Problem -
All records are to be retyped faithfully and completely.

Collected data entries -

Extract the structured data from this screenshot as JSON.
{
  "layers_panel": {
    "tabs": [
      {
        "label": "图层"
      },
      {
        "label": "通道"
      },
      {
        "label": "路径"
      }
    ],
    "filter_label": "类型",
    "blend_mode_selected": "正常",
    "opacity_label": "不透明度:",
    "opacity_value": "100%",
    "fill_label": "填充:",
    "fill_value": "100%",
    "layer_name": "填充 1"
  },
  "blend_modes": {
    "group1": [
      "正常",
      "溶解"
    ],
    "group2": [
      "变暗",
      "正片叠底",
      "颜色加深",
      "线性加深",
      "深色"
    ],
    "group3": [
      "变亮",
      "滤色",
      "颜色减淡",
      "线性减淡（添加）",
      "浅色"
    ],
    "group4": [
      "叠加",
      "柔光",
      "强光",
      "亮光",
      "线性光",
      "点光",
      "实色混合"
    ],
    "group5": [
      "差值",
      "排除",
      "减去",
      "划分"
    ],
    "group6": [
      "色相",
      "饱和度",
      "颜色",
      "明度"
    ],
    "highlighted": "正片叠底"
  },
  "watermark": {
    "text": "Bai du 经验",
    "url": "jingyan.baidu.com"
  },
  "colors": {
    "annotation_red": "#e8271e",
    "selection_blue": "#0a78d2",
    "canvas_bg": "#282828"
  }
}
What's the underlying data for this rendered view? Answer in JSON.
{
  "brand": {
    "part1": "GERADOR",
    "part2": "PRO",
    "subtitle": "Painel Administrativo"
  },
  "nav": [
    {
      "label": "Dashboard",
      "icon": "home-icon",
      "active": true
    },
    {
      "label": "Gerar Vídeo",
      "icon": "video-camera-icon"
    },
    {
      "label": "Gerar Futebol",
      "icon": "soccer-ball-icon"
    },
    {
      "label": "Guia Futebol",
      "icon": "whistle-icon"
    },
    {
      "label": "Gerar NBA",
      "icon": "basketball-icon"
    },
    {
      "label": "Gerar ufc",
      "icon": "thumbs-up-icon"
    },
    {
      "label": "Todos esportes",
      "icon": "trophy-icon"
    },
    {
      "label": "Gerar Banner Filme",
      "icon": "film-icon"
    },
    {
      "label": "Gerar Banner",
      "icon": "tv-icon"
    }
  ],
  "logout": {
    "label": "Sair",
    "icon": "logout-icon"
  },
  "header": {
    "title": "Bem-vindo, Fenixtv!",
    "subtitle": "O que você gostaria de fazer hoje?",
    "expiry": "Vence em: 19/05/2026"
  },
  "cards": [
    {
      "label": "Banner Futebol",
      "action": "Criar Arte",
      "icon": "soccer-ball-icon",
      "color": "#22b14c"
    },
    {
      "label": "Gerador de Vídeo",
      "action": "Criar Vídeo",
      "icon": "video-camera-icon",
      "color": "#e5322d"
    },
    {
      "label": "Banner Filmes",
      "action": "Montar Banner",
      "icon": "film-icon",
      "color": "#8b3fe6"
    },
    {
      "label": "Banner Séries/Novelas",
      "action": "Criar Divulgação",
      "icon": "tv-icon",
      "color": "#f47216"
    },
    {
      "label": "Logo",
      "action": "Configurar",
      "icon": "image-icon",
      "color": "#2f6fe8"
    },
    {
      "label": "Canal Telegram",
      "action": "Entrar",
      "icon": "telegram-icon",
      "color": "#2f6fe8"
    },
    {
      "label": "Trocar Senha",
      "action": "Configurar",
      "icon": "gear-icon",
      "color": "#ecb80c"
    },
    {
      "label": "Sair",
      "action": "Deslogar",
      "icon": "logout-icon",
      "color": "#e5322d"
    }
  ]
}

The answer -
Extract the structured data from this screenshot as JSON.
{
  "layers_panel": {
    "tabs": [
      {
        "label": "图层"
      },
      {
        "label": "通道"
      },
      {
        "label": "路径"
      }
    ],
    "filter_label": "类型",
    "blend_mode_selected": "正常",
    "opacity_label": "不透明度:",
    "opacity_value": "100%",
    "fill_label": "填充:",
    "fill_value": "100%",
    "layer_name": "填充 1"
  },
  "blend_modes": {
    "group1": [
      "正常",
      "溶解"
    ],
    "group2": [
      "变暗",
      "正片叠底",
      "颜色加深",
      "线性加深",
      "深色"
    ],
    "group3": [
      "变亮",
      "滤色",
      "颜色减淡",
      "线性减淡（添加）",
      "浅色"
    ],
    "group4": [
      "叠加",
      "柔光",
      "强光",
      "亮光",
      "线性光",
      "点光",
      "实色混合"
    ],
    "group5": [
      "差值",
      "排除",
      "减去",
      "划分"
    ],
    "group6": [
      "色相",
      "饱和度",
      "颜色",
      "明度"
    ],
    "highlighted": "正片叠底"
  },
  "watermark": {
    "text": "Bai du 经验",
    "url": "jingyan.baidu.com"
  },
  "colors": {
    "annotation_red": "#e8271e",
    "selection_blue": "#0a78d2",
    "canvas_bg": "#282828"
  }
}
What's the underlying data for this rendered view? Answer in JSON.
{
  "brand": {
    "part1": "GERADOR",
    "part2": "PRO",
    "subtitle": "Painel Administrativo"
  },
  "nav": [
    {
      "label": "Dashboard",
      "icon": "home-icon",
      "active": true
    },
    {
      "label": "Gerar Vídeo",
      "icon": "video-camera-icon"
    },
    {
      "label": "Gerar Futebol",
      "icon": "soccer-ball-icon"
    },
    {
      "label": "Guia Futebol",
      "icon": "whistle-icon"
    },
    {
      "label": "Gerar NBA",
      "icon": "basketball-icon"
    },
    {
      "label": "Gerar ufc",
      "icon": "thumbs-up-icon"
    },
    {
      "label": "Todos esportes",
      "icon": "trophy-icon"
    },
    {
      "label": "Gerar Banner Filme",
      "icon": "film-icon"
    },
    {
      "label": "Gerar Banner",
      "icon": "tv-icon"
    }
  ],
  "logout": {
    "label": "Sair",
    "icon": "logout-icon"
  },
  "header": {
    "title": "Bem-vindo, Fenixtv!",
    "subtitle": "O que você gostaria de fazer hoje?",
    "expiry": "Vence em: 19/05/2026"
  },
  "cards": [
    {
      "label": "Banner Futebol",
      "action": "Criar Arte",
      "icon": "soccer-ball-icon",
      "color": "#22b14c"
    },
    {
      "label": "Gerador de Vídeo",
      "action": "Criar Vídeo",
      "icon": "video-camera-icon",
      "color": "#e5322d"
    },
    {
      "label": "Banner Filmes",
      "action": "Montar Banner",
      "icon": "film-icon",
      "color": "#8b3fe6"
    },
    {
      "label": "Banner Séries/Novelas",
      "action": "Criar Divulgação",
      "icon": "tv-icon",
      "color": "#f47216"
    },
    {
      "label": "Logo",
      "action": "Configurar",
      "icon": "image-icon",
      "color": "#2f6fe8"
    },
    {
      "label": "Canal Telegram",
      "action": "Entrar",
      "icon": "telegram-icon",
      "color": "#2f6fe8"
    },
    {
      "label": "Trocar Senha",
      "action": "Configurar",
      "icon": "gear-icon",
      "color": "#ecb80c"
    },
    {
      "label": "Sair",
      "action": "Deslogar",
      "icon": "logout-icon",
      "color": "#e5322d"
    }
  ]
}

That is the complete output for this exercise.